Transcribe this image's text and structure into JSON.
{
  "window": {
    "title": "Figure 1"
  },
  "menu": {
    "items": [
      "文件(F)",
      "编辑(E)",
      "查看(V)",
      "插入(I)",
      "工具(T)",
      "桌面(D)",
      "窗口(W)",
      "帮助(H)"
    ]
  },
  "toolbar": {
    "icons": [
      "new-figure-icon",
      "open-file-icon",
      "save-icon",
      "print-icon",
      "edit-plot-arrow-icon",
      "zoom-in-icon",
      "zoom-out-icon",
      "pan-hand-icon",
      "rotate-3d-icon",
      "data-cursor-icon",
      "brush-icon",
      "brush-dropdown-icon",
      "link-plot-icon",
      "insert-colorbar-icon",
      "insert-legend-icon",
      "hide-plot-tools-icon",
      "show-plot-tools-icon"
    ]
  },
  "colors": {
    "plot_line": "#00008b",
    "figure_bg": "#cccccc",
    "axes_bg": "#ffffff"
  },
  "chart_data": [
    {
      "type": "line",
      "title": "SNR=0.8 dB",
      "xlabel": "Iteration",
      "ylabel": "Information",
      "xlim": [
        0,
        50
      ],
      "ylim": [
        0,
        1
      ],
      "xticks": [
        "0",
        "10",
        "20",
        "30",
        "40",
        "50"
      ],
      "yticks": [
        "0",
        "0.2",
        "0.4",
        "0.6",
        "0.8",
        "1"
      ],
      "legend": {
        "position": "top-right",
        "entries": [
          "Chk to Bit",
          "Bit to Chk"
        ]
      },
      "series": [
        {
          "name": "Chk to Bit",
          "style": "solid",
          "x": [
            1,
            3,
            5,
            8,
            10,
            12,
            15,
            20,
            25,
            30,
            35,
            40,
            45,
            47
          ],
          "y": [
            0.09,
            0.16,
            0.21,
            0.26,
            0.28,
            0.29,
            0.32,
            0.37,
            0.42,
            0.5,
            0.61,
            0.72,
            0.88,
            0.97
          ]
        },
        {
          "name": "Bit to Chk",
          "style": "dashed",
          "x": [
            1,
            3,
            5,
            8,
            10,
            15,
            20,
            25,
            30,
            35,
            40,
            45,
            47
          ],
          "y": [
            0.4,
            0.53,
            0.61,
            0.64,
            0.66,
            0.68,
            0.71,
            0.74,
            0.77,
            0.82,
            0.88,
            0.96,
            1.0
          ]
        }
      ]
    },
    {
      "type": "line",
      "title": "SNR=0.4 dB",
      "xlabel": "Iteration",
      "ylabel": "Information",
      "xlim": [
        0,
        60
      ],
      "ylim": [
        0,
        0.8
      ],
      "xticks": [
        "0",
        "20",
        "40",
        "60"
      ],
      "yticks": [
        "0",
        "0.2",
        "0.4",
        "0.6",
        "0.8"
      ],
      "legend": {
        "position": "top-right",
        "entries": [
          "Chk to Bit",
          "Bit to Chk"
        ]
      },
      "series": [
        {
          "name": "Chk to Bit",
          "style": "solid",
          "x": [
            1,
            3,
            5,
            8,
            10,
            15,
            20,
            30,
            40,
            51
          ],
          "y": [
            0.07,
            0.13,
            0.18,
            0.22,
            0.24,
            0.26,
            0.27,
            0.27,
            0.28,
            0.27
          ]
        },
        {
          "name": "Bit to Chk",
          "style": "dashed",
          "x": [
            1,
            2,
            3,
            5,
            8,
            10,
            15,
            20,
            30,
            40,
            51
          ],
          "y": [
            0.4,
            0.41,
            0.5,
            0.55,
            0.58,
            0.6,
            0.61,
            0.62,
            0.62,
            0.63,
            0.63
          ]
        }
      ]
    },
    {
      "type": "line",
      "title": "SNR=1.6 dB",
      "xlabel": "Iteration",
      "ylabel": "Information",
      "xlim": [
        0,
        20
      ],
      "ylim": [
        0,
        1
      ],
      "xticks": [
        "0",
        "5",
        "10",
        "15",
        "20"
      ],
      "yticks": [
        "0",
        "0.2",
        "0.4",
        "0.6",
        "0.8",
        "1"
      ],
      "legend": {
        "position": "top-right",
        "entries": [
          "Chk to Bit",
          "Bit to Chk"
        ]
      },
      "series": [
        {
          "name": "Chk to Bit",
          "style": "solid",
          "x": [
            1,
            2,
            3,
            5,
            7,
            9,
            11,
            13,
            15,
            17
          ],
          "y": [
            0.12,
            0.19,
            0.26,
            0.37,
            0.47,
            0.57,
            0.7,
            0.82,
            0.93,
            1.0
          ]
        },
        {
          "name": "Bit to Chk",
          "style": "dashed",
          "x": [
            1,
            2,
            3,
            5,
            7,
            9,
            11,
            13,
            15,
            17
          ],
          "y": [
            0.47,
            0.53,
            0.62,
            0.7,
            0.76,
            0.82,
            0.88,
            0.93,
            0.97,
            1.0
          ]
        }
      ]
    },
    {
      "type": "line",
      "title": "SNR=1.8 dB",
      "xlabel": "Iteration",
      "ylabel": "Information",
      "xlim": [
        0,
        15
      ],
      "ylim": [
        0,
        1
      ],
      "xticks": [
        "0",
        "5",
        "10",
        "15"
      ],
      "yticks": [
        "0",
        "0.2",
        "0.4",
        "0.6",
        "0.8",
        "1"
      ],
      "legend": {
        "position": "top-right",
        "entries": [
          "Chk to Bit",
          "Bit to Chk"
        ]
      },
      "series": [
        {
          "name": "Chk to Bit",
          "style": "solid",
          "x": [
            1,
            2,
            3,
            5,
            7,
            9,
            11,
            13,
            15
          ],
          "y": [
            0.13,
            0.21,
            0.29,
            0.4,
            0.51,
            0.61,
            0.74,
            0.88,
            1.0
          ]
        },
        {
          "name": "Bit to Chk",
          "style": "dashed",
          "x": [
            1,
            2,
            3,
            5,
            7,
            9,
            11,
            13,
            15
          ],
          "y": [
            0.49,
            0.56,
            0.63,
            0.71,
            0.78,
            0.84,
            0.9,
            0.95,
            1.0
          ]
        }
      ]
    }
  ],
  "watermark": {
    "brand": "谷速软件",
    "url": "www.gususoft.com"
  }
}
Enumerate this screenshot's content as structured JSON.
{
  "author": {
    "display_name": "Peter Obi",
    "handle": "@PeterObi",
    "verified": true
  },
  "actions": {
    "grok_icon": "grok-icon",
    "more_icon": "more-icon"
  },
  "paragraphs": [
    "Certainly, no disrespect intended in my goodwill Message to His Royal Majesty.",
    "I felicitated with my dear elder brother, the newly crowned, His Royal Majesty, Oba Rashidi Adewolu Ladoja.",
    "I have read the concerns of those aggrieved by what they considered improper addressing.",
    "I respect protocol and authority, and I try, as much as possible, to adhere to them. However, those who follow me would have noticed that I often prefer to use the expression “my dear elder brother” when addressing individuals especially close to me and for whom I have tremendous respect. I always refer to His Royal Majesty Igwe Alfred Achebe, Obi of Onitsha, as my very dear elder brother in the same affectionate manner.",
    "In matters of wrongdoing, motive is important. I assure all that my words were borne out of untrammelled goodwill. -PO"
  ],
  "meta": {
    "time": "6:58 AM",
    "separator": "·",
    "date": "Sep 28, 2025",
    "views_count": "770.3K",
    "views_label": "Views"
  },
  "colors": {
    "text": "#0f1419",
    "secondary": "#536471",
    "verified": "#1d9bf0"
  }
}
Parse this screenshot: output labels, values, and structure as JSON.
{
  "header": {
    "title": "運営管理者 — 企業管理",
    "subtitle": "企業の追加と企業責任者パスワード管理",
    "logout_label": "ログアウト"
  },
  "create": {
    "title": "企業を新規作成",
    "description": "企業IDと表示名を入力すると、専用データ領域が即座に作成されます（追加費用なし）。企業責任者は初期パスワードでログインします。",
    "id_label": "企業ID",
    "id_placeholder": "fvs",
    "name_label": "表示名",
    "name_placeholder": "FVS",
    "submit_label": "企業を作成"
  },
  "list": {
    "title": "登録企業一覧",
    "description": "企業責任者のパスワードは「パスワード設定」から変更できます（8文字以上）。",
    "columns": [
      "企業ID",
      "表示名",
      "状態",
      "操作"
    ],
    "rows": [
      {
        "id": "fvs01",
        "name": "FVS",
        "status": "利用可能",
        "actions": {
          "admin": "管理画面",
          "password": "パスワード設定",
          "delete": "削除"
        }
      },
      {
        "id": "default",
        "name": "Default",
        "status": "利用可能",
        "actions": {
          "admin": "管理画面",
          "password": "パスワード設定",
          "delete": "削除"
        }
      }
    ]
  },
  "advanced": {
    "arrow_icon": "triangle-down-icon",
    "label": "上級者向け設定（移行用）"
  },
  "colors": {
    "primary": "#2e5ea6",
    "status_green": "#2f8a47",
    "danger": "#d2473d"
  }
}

+ + + +

Instructions to follow: Show every line in the entries where the string "insert" occurs.

The output:
      "insert-colorbar-icon",
      "insert-legend-icon",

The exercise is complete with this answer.